* WORK INSTRUCTION
From the line that contains "What does this" down to the last line of the data below, restate every line word for word, skipping any images.

*** DATA PROVIDED ***

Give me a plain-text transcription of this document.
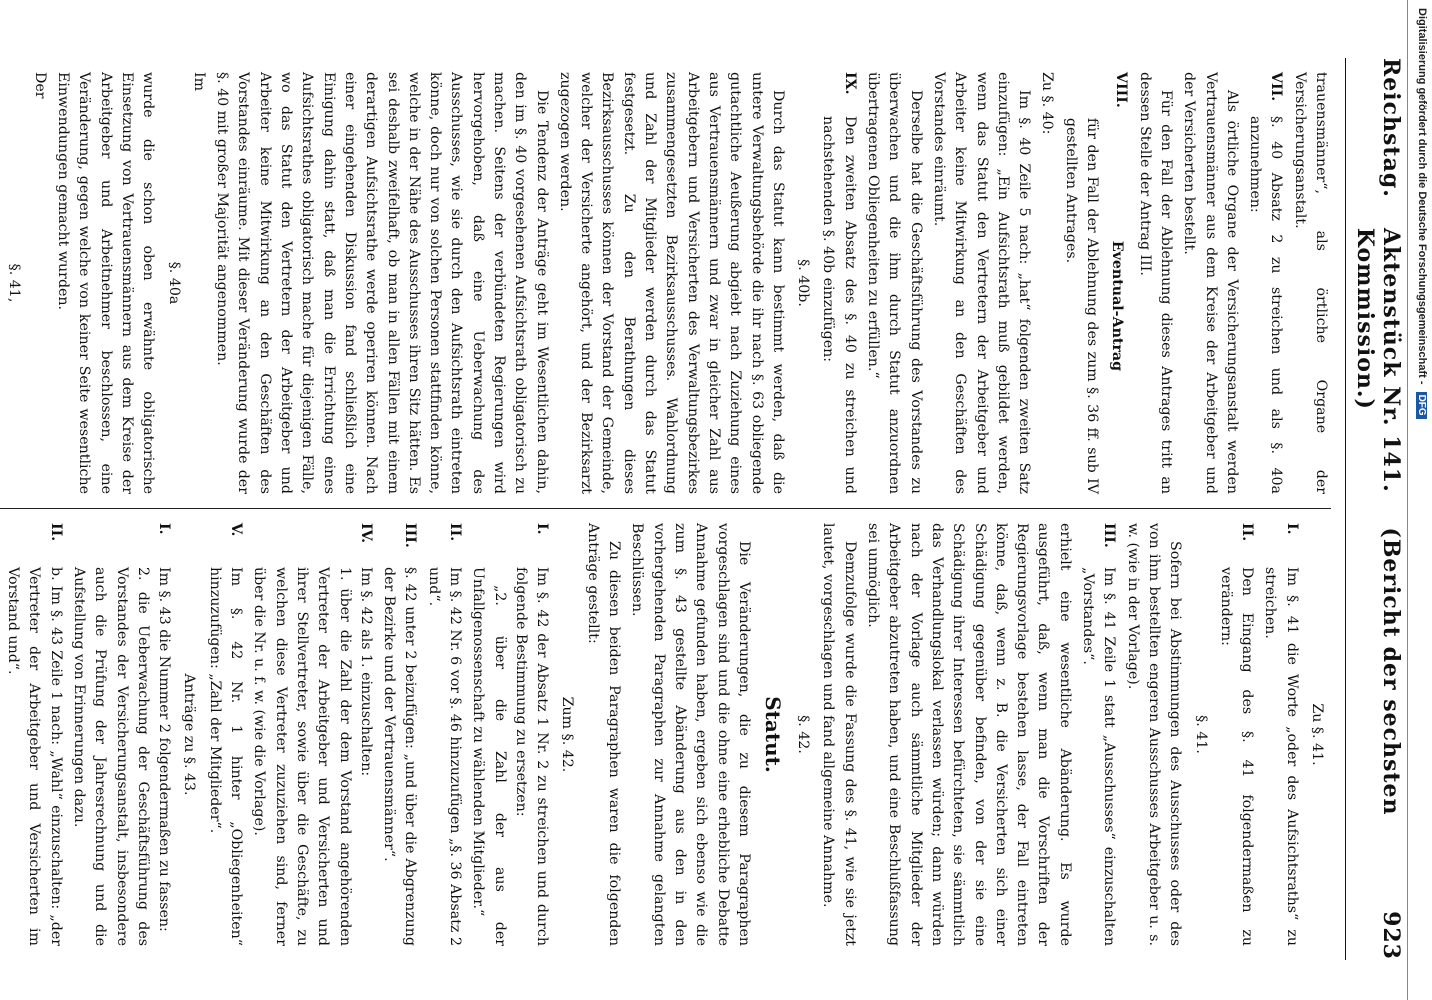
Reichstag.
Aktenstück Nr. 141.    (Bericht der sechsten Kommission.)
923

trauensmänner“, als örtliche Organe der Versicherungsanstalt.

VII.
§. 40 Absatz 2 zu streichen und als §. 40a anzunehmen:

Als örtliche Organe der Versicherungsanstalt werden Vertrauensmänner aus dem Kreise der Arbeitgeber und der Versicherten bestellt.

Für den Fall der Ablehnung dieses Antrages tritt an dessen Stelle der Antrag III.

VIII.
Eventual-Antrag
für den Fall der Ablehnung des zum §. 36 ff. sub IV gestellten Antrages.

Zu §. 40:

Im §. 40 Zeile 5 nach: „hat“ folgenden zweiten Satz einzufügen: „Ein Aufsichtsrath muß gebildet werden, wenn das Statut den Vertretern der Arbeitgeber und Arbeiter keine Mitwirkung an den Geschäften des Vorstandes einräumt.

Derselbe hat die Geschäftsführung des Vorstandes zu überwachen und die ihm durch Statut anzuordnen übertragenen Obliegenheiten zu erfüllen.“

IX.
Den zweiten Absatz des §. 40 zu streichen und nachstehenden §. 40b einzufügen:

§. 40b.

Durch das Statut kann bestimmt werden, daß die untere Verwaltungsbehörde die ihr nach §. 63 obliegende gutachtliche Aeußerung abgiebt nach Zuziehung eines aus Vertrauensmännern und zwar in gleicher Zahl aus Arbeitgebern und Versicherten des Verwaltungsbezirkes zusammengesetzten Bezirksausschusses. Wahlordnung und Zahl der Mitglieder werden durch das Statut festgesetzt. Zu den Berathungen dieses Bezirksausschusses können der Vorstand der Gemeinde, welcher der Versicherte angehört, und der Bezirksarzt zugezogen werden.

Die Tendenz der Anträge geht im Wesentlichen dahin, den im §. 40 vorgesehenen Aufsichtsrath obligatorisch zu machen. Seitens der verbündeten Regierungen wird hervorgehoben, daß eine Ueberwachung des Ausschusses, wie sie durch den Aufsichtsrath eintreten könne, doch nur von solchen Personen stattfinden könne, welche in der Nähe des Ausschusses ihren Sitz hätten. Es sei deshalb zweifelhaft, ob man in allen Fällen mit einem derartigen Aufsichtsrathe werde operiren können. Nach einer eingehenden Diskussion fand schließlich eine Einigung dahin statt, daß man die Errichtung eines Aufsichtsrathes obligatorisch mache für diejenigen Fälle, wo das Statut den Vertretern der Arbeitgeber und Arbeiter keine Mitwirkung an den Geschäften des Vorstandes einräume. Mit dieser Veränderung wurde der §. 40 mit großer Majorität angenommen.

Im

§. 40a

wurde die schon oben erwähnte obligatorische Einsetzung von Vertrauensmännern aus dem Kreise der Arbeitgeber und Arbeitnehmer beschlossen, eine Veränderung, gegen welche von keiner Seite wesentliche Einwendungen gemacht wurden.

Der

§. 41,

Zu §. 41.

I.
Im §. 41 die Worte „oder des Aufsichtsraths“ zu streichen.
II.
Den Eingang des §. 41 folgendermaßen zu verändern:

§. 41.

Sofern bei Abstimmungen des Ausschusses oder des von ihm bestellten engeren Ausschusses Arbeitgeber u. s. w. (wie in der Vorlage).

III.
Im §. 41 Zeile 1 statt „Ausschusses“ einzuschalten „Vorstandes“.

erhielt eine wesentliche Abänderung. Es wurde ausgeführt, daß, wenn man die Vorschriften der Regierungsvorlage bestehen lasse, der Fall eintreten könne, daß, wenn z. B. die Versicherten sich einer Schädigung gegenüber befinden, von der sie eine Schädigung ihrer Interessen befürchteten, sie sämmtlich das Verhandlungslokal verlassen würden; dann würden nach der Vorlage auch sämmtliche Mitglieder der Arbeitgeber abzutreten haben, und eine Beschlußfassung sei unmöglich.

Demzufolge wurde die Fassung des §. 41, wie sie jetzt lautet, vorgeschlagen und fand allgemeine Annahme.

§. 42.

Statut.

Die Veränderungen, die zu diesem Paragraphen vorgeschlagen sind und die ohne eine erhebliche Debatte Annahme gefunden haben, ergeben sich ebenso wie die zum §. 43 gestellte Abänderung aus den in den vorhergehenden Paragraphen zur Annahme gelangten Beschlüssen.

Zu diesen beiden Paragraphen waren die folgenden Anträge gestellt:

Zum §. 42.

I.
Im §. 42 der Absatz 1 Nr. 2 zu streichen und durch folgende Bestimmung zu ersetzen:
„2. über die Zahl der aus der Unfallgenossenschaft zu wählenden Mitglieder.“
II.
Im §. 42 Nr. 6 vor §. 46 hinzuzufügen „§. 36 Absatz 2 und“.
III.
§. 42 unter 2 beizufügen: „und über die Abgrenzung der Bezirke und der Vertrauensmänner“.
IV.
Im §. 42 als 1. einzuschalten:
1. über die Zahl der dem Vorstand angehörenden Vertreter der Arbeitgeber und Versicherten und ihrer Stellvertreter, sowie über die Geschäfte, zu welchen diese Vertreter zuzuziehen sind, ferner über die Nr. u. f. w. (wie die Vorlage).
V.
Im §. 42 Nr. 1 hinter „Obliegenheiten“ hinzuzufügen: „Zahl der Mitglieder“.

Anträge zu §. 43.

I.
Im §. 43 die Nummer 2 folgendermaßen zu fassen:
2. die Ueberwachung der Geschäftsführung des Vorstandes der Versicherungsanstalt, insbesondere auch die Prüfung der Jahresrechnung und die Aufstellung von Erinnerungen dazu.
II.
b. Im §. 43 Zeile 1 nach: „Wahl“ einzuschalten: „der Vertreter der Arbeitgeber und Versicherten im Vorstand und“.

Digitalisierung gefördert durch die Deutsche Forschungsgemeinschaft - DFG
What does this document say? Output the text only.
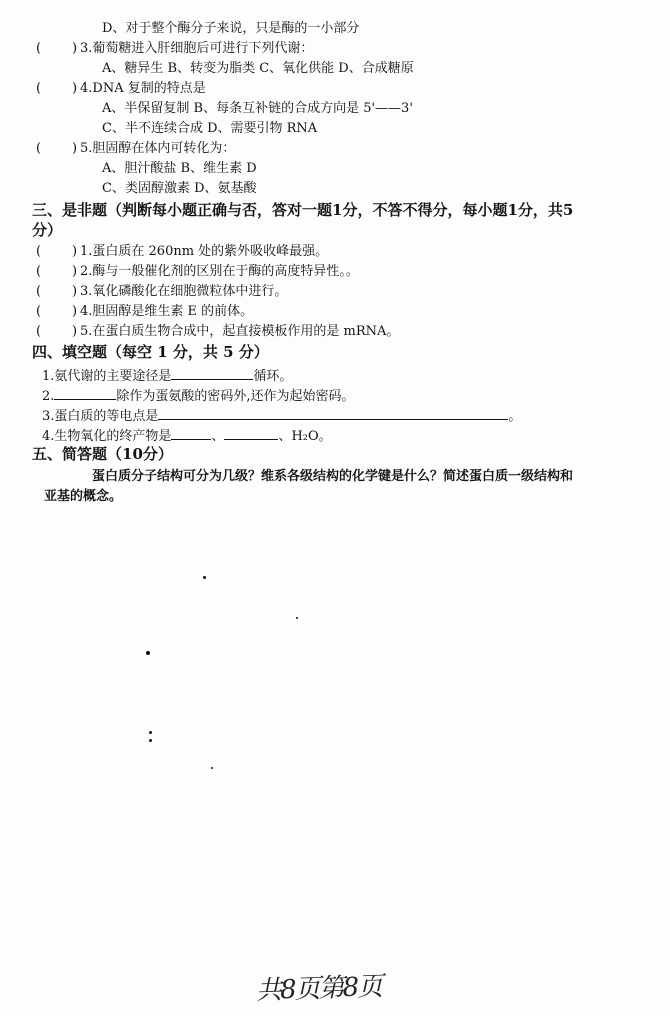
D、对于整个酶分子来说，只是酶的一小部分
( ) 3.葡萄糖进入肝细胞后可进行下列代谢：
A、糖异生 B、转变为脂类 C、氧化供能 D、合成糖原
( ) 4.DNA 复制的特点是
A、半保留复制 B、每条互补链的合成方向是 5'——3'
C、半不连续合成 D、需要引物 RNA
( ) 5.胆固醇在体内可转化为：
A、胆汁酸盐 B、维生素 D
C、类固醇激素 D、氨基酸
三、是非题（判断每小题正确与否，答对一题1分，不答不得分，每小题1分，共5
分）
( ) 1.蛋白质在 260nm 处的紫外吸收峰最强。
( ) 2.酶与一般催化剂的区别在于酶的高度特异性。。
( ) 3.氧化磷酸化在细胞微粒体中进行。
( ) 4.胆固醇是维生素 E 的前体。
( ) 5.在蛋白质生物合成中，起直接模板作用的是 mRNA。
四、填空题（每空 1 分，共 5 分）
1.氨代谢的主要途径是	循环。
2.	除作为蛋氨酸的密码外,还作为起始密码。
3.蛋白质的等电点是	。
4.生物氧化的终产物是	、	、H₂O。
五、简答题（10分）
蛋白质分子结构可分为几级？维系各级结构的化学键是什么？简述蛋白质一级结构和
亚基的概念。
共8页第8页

***

* ANSWER SPACE
What does this document say? Output the text only.
D、对于整个酶分子来说，只是酶的一小部分
( ) 3.葡萄糖进入肝细胞后可进行下列代谢：
A、糖异生 B、转变为脂类 C、氧化供能 D、合成糖原
( ) 4.DNA 复制的特点是
A、半保留复制 B、每条互补链的合成方向是 5'——3'
C、半不连续合成 D、需要引物 RNA
( ) 5.胆固醇在体内可转化为：
A、胆汁酸盐 B、维生素 D
C、类固醇激素 D、氨基酸
三、是非题（判断每小题正确与否，答对一题1分，不答不得分，每小题1分，共5
分）
( ) 1.蛋白质在 260nm 处的紫外吸收峰最强。
( ) 2.酶与一般催化剂的区别在于酶的高度特异性。。
( ) 3.氧化磷酸化在细胞微粒体中进行。
( ) 4.胆固醇是维生素 E 的前体。
( ) 5.在蛋白质生物合成中，起直接模板作用的是 mRNA。
四、填空题（每空 1 分，共 5 分）
1.氨代谢的主要途径是	循环。
2.	除作为蛋氨酸的密码外,还作为起始密码。
3.蛋白质的等电点是	。
4.生物氧化的终产物是	、	、H₂O。
五、简答题（10分）
蛋白质分子结构可分为几级？维系各级结构的化学键是什么？简述蛋白质一级结构和
亚基的概念。
共8页第8页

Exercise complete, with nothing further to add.